INFORMATION PROVIDED:
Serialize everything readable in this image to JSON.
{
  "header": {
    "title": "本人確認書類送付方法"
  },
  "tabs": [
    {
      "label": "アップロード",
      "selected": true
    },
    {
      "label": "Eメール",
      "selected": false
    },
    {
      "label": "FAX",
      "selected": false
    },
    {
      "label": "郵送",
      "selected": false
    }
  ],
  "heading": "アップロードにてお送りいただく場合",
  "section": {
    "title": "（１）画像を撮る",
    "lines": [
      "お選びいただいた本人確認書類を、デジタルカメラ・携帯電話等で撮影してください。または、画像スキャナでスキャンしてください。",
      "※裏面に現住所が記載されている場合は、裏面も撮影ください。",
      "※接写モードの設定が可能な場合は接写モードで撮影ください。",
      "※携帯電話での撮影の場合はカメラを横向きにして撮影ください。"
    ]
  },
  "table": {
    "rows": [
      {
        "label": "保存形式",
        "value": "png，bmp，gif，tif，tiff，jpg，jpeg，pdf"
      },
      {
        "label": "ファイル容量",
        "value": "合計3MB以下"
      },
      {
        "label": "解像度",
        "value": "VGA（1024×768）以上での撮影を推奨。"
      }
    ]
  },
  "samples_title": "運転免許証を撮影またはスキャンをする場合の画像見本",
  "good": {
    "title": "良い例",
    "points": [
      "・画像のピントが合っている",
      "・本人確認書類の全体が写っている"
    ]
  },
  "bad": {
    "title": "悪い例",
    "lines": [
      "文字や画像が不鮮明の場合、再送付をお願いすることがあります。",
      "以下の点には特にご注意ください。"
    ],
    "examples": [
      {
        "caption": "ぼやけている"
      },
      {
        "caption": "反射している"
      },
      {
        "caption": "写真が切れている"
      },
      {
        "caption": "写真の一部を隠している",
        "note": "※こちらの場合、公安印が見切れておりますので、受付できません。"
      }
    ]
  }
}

EXERCISE REQUIREMENTS: Copy each record from above exactly, and include every line.

TASK OUTPUT:
Serialize everything readable in this image to JSON.
{
  "header": {
    "title": "本人確認書類送付方法"
  },
  "tabs": [
    {
      "label": "アップロード",
      "selected": true
    },
    {
      "label": "Eメール",
      "selected": false
    },
    {
      "label": "FAX",
      "selected": false
    },
    {
      "label": "郵送",
      "selected": false
    }
  ],
  "heading": "アップロードにてお送りいただく場合",
  "section": {
    "title": "（１）画像を撮る",
    "lines": [
      "お選びいただいた本人確認書類を、デジタルカメラ・携帯電話等で撮影してください。または、画像スキャナでスキャンしてください。",
      "※裏面に現住所が記載されている場合は、裏面も撮影ください。",
      "※接写モードの設定が可能な場合は接写モードで撮影ください。",
      "※携帯電話での撮影の場合はカメラを横向きにして撮影ください。"
    ]
  },
  "table": {
    "rows": [
      {
        "label": "保存形式",
        "value": "png，bmp，gif，tif，tiff，jpg，jpeg，pdf"
      },
      {
        "label": "ファイル容量",
        "value": "合計3MB以下"
      },
      {
        "label": "解像度",
        "value": "VGA（1024×768）以上での撮影を推奨。"
      }
    ]
  },
  "samples_title": "運転免許証を撮影またはスキャンをする場合の画像見本",
  "good": {
    "title": "良い例",
    "points": [
      "・画像のピントが合っている",
      "・本人確認書類の全体が写っている"
    ]
  },
  "bad": {
    "title": "悪い例",
    "lines": [
      "文字や画像が不鮮明の場合、再送付をお願いすることがあります。",
      "以下の点には特にご注意ください。"
    ],
    "examples": [
      {
        "caption": "ぼやけている"
      },
      {
        "caption": "反射している"
      },
      {
        "caption": "写真が切れている"
      },
      {
        "caption": "写真の一部を隠している",
        "note": "※こちらの場合、公安印が見切れておりますので、受付できません。"
      }
    ]
  }
}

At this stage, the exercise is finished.